Annotated element listings:
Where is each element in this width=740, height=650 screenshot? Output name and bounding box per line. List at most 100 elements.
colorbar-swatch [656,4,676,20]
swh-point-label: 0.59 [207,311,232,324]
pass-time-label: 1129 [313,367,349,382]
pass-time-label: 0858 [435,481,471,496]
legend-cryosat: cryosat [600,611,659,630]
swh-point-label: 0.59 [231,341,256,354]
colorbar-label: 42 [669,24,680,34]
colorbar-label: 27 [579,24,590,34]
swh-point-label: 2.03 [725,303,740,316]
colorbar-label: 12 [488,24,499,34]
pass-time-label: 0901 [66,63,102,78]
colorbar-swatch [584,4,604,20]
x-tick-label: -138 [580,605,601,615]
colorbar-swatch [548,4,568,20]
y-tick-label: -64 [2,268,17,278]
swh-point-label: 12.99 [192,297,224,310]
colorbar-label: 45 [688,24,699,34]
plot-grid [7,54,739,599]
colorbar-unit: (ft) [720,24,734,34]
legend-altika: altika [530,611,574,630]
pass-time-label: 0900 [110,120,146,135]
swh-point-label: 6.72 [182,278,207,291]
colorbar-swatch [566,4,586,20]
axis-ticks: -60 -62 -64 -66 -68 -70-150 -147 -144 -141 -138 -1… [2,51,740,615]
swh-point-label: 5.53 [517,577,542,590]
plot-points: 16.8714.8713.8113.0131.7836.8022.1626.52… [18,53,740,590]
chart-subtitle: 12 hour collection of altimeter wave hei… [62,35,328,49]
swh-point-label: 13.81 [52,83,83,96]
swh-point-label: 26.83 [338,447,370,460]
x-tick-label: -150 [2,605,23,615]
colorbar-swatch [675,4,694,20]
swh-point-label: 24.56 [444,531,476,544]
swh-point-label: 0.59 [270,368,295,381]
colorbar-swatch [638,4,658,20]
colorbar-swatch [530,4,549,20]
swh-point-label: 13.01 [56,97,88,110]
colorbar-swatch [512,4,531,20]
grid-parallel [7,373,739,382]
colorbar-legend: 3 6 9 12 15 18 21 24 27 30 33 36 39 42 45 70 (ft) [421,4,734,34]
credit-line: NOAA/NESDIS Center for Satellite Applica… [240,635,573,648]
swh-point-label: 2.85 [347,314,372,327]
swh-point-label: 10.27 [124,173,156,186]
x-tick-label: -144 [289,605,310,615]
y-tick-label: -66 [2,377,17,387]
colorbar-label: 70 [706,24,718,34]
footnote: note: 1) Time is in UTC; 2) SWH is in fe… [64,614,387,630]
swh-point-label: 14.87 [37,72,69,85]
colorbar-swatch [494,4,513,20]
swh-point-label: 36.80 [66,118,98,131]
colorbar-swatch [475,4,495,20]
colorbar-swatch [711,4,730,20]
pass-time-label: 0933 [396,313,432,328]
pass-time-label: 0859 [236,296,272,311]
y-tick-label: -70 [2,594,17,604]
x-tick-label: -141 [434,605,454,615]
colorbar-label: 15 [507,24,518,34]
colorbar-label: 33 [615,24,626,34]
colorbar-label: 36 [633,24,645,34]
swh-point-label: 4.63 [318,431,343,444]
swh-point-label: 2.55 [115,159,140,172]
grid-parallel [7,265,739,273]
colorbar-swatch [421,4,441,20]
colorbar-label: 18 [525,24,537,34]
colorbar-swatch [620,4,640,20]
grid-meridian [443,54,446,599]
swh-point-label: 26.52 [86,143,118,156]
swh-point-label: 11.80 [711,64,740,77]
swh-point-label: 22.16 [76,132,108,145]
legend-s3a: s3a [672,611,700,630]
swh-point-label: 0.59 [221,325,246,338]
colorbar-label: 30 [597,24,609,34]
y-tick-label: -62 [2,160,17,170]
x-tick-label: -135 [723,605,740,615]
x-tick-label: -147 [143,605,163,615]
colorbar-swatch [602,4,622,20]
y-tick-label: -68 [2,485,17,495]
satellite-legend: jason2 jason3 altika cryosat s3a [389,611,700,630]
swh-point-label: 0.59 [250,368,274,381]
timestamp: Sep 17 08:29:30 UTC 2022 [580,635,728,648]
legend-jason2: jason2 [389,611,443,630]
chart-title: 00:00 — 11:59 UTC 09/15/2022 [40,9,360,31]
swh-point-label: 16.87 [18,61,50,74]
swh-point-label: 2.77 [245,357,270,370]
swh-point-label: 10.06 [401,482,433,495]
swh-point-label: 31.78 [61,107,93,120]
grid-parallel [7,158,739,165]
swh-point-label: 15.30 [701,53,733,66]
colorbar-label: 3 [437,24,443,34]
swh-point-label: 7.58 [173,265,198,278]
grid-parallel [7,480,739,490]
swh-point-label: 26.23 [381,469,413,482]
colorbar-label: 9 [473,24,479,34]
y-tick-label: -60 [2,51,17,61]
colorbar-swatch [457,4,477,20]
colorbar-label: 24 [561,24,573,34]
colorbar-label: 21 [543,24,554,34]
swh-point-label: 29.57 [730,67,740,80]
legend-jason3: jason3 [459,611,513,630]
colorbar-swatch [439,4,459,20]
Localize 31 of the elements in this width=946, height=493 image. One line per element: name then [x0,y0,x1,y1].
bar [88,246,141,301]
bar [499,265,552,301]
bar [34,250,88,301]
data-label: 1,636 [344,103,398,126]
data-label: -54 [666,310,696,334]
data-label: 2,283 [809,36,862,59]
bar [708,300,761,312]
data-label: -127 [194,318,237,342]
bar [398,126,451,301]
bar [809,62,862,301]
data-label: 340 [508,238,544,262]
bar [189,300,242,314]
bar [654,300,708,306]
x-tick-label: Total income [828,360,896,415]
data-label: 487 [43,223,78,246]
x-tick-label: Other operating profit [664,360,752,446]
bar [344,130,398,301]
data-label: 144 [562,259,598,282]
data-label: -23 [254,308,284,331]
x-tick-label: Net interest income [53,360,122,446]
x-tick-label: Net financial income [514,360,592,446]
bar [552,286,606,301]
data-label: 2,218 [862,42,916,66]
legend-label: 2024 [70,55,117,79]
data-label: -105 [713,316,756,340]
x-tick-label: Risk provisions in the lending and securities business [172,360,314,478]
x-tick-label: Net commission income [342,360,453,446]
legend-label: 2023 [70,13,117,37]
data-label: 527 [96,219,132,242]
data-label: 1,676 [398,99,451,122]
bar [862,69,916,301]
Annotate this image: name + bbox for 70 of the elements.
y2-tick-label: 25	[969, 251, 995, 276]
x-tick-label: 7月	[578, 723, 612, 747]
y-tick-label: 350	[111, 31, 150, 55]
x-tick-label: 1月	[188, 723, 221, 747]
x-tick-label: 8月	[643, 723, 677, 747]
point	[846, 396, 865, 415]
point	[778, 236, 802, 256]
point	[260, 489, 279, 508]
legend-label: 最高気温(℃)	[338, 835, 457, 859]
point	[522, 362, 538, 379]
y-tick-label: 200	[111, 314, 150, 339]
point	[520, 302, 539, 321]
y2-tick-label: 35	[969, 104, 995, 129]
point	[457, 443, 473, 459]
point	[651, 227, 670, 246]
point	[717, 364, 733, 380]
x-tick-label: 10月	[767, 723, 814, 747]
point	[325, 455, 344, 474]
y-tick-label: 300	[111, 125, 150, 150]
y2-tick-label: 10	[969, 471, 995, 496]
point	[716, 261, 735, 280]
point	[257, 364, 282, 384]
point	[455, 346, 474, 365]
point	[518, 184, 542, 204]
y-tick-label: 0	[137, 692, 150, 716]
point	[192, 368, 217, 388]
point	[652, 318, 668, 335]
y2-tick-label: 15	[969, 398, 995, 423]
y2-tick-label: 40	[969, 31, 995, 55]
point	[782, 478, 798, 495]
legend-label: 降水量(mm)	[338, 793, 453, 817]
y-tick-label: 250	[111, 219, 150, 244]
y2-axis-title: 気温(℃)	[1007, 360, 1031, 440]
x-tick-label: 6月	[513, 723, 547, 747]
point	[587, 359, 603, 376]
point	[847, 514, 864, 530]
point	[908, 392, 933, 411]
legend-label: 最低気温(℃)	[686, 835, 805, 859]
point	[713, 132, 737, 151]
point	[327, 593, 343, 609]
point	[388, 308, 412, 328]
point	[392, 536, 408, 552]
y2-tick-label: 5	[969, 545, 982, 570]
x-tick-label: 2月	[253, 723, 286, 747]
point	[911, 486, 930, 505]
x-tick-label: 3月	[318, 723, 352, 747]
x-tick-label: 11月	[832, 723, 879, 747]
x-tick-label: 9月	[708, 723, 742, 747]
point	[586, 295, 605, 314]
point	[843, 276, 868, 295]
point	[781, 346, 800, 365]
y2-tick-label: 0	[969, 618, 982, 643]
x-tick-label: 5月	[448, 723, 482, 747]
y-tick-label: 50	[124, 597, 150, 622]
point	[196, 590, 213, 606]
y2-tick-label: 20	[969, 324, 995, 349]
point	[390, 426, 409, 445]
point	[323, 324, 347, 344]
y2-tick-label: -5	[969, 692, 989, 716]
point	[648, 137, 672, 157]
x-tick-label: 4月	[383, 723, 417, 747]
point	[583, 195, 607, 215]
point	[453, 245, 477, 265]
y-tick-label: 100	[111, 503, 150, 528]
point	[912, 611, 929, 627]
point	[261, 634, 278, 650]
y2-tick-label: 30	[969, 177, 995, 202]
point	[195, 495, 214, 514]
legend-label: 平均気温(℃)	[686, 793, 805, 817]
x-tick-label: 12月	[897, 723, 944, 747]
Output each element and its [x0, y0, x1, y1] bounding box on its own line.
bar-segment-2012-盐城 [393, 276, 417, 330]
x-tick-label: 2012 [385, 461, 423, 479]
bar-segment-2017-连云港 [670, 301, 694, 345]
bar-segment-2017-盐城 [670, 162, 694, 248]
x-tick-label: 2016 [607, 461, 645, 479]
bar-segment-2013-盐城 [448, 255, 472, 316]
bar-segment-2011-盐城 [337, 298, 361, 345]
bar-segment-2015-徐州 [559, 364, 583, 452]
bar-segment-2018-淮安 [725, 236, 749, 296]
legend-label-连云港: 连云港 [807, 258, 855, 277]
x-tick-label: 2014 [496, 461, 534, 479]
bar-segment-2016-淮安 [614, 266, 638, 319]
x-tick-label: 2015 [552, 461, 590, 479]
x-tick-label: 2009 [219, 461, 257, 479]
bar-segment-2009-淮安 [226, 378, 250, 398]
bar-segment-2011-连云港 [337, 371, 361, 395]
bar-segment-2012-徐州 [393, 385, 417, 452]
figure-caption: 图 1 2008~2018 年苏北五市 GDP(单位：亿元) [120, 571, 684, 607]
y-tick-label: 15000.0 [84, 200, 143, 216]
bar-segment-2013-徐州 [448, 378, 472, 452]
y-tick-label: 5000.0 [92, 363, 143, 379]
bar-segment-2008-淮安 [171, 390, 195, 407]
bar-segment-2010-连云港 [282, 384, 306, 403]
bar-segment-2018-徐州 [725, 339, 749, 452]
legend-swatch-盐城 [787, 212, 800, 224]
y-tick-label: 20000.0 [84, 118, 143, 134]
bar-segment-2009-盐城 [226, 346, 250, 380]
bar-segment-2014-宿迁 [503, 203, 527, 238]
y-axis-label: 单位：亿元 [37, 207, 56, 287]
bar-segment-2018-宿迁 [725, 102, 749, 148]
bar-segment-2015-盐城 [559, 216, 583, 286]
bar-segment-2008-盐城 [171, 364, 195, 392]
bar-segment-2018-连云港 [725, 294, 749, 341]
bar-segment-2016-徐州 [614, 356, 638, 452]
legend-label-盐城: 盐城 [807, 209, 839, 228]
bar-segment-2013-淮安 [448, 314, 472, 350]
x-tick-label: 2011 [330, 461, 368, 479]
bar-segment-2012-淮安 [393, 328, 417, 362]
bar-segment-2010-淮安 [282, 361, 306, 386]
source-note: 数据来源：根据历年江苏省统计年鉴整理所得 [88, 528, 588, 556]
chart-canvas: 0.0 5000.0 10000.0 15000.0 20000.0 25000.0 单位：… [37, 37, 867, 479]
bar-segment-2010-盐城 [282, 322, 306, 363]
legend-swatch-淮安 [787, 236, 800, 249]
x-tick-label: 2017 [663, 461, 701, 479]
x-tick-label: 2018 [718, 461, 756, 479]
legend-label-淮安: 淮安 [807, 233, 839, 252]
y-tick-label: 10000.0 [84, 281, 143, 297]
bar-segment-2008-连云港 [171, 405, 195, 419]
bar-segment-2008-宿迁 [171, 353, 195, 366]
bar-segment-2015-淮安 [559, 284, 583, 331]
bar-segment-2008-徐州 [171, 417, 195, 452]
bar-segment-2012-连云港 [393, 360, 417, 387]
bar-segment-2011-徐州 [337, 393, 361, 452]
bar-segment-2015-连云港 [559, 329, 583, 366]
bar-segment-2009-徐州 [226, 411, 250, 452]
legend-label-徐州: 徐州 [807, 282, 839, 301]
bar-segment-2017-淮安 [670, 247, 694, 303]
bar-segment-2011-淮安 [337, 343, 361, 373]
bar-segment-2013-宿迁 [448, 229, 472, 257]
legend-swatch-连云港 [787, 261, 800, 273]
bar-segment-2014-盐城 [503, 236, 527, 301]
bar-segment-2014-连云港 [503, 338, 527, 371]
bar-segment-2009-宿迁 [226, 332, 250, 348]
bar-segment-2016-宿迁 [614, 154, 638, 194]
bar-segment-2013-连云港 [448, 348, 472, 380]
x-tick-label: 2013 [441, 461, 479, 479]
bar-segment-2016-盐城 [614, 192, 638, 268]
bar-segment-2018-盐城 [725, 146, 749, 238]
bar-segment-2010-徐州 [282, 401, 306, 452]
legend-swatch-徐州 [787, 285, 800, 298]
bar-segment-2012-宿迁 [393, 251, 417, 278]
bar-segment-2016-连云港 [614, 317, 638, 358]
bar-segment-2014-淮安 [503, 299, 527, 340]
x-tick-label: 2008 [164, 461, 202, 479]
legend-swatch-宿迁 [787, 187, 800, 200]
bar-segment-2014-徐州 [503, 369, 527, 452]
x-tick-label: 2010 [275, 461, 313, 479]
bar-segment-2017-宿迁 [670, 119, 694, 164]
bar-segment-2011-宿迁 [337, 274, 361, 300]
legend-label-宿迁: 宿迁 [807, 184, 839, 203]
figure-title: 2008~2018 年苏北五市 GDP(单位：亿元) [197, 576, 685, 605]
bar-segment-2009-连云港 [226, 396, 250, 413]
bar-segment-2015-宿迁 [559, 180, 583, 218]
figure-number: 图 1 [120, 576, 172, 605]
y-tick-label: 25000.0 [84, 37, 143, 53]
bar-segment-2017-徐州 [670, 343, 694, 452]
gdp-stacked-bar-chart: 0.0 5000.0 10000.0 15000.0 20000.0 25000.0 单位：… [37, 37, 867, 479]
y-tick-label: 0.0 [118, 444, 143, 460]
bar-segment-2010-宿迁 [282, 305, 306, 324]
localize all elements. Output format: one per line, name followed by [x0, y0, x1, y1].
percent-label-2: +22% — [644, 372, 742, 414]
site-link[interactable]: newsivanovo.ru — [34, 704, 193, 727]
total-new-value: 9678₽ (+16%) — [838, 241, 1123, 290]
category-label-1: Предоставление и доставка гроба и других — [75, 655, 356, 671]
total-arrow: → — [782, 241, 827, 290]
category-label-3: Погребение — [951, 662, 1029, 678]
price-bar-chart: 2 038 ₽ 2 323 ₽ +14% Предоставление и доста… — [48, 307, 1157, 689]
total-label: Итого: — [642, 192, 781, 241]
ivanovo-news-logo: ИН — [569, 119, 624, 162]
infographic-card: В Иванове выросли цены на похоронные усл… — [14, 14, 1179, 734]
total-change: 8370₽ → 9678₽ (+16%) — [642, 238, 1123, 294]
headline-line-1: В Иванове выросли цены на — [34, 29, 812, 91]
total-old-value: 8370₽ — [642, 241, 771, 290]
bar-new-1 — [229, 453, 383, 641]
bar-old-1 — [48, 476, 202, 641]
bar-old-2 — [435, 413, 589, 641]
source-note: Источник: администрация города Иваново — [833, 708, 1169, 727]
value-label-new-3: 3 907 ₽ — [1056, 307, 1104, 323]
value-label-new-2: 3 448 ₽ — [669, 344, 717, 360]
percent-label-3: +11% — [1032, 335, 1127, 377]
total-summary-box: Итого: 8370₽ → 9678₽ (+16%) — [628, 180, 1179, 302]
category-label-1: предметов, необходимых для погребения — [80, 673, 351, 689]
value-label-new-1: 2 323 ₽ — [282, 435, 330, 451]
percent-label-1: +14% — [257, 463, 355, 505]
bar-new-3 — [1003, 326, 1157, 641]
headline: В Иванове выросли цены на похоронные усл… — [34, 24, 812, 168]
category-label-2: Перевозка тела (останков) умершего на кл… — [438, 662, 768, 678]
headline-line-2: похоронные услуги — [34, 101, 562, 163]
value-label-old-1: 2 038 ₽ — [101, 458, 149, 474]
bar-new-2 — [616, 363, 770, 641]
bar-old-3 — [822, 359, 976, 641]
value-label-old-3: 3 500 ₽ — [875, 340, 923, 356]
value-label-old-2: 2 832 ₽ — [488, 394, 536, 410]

TO BE DONE: Count the lines in the data above that contain the string "cryosat", treating uppercase and lowercase as different, and give only the number.

TASK ANSWER: 2